BEGIN

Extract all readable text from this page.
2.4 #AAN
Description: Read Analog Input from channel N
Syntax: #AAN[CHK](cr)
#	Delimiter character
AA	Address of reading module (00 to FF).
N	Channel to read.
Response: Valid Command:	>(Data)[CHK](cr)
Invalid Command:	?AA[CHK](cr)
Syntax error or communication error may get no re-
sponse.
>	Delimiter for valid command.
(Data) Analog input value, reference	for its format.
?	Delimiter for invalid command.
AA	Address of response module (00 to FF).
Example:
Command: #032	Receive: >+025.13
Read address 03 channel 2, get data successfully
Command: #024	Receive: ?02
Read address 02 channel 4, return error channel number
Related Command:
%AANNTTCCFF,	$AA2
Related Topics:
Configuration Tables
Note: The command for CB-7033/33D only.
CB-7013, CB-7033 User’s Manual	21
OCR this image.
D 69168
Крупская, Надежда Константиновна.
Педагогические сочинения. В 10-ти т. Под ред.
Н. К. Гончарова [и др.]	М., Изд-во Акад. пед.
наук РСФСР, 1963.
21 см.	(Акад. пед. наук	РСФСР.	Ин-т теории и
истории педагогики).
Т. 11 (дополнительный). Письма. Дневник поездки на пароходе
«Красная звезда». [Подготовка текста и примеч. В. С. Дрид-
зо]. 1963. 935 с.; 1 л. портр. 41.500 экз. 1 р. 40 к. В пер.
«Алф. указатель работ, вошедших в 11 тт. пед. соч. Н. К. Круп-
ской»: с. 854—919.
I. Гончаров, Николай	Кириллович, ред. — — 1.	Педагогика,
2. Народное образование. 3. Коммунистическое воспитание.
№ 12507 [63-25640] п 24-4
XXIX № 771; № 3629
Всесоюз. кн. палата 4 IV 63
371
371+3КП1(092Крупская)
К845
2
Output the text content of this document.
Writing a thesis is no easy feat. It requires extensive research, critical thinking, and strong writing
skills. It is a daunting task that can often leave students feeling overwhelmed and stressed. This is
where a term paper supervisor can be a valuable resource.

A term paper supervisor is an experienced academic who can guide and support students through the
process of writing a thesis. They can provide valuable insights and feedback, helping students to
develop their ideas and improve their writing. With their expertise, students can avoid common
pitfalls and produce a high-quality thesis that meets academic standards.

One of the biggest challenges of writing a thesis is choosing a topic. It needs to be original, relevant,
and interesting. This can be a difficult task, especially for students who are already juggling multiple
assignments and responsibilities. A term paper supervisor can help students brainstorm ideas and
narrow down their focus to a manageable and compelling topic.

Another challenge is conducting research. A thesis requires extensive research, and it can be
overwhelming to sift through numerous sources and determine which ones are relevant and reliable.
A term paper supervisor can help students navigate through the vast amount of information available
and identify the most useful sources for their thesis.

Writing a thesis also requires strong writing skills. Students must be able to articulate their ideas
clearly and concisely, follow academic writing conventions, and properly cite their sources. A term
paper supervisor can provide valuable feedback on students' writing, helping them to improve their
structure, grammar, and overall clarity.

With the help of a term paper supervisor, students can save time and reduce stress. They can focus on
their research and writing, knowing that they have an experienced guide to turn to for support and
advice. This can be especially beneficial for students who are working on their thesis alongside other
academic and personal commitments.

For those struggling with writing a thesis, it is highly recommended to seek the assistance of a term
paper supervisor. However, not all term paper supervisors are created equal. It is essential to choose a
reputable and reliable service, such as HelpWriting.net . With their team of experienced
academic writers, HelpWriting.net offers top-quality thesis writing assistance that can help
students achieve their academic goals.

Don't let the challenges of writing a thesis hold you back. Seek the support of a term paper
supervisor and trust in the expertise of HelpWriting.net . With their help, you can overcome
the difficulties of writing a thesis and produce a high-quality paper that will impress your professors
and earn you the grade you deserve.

END

• _Task prompt_: Extract every line above that contains the word "Receive".

• _Result of the exercise_:
Command: #032	Receive: >+025.13
Command: #024	Receive: ?02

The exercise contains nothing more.